Extract the full listing below without altering a single character.

(Extracted data entries)

▬▬▬

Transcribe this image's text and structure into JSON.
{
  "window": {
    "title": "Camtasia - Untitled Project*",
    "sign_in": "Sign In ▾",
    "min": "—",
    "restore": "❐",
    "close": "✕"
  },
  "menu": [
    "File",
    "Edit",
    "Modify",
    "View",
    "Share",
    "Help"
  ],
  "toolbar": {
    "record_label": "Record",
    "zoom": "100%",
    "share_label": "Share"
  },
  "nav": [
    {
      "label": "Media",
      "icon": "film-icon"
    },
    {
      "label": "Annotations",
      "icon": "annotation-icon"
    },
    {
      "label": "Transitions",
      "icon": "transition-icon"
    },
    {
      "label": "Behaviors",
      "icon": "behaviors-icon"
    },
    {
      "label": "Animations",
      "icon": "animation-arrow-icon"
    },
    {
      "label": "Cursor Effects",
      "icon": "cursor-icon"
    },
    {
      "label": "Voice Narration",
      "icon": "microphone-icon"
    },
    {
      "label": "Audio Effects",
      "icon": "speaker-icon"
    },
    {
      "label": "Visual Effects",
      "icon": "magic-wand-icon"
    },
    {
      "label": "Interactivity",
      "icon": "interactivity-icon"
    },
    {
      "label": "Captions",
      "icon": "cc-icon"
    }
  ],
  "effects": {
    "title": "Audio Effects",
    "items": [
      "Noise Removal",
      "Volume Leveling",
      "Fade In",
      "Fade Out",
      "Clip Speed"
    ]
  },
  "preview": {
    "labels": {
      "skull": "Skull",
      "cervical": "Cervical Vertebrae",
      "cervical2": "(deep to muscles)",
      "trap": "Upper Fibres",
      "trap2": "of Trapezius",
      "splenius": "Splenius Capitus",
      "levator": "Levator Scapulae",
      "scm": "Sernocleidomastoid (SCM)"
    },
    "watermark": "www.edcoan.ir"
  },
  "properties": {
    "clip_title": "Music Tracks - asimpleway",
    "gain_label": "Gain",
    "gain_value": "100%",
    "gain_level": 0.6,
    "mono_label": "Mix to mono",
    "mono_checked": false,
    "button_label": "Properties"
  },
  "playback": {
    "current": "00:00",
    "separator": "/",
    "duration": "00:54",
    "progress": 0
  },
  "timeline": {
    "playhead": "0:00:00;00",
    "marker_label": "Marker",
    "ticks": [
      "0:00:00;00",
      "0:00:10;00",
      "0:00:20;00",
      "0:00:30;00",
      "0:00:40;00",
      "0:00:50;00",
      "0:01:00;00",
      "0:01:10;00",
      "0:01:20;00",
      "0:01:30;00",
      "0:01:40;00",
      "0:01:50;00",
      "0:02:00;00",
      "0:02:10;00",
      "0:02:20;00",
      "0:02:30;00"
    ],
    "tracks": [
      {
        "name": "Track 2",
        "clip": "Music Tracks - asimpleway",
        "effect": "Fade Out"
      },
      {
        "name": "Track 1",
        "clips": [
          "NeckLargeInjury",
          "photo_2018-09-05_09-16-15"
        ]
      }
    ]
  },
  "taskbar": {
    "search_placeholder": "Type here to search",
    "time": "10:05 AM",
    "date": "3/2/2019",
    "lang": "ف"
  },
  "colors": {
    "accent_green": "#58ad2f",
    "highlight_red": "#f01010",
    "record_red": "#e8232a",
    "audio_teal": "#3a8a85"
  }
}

▬▬▬

TASK OUTPUT -
Transcribe this image's text and structure into JSON.
{
  "window": {
    "title": "Camtasia - Untitled Project*",
    "sign_in": "Sign In ▾",
    "min": "—",
    "restore": "❐",
    "close": "✕"
  },
  "menu": [
    "File",
    "Edit",
    "Modify",
    "View",
    "Share",
    "Help"
  ],
  "toolbar": {
    "record_label": "Record",
    "zoom": "100%",
    "share_label": "Share"
  },
  "nav": [
    {
      "label": "Media",
      "icon": "film-icon"
    },
    {
      "label": "Annotations",
      "icon": "annotation-icon"
    },
    {
      "label": "Transitions",
      "icon": "transition-icon"
    },
    {
      "label": "Behaviors",
      "icon": "behaviors-icon"
    },
    {
      "label": "Animations",
      "icon": "animation-arrow-icon"
    },
    {
      "label": "Cursor Effects",
      "icon": "cursor-icon"
    },
    {
      "label": "Voice Narration",
      "icon": "microphone-icon"
    },
    {
      "label": "Audio Effects",
      "icon": "speaker-icon"
    },
    {
      "label": "Visual Effects",
      "icon": "magic-wand-icon"
    },
    {
      "label": "Interactivity",
      "icon": "interactivity-icon"
    },
    {
      "label": "Captions",
      "icon": "cc-icon"
    }
  ],
  "effects": {
    "title": "Audio Effects",
    "items": [
      "Noise Removal",
      "Volume Leveling",
      "Fade In",
      "Fade Out",
      "Clip Speed"
    ]
  },
  "preview": {
    "labels": {
      "skull": "Skull",
      "cervical": "Cervical Vertebrae",
      "cervical2": "(deep to muscles)",
      "trap": "Upper Fibres",
      "trap2": "of Trapezius",
      "splenius": "Splenius Capitus",
      "levator": "Levator Scapulae",
      "scm": "Sernocleidomastoid (SCM)"
    },
    "watermark": "www.edcoan.ir"
  },
  "properties": {
    "clip_title": "Music Tracks - asimpleway",
    "gain_label": "Gain",
    "gain_value": "100%",
    "gain_level": 0.6,
    "mono_label": "Mix to mono",
    "mono_checked": false,
    "button_label": "Properties"
  },
  "playback": {
    "current": "00:00",
    "separator": "/",
    "duration": "00:54",
    "progress": 0
  },
  "timeline": {
    "playhead": "0:00:00;00",
    "marker_label": "Marker",
    "ticks": [
      "0:00:00;00",
      "0:00:10;00",
      "0:00:20;00",
      "0:00:30;00",
      "0:00:40;00",
      "0:00:50;00",
      "0:01:00;00",
      "0:01:10;00",
      "0:01:20;00",
      "0:01:30;00",
      "0:01:40;00",
      "0:01:50;00",
      "0:02:00;00",
      "0:02:10;00",
      "0:02:20;00",
      "0:02:30;00"
    ],
    "tracks": [
      {
        "name": "Track 2",
        "clip": "Music Tracks - asimpleway",
        "effect": "Fade Out"
      },
      {
        "name": "Track 1",
        "clips": [
          "NeckLargeInjury",
          "photo_2018-09-05_09-16-15"
        ]
      }
    ]
  },
  "taskbar": {
    "search_placeholder": "Type here to search",
    "time": "10:05 AM",
    "date": "3/2/2019",
    "lang": "ف"
  },
  "colors": {
    "accent_green": "#58ad2f",
    "highlight_red": "#f01010",
    "record_red": "#e8232a",
    "audio_teal": "#3a8a85"
  }
}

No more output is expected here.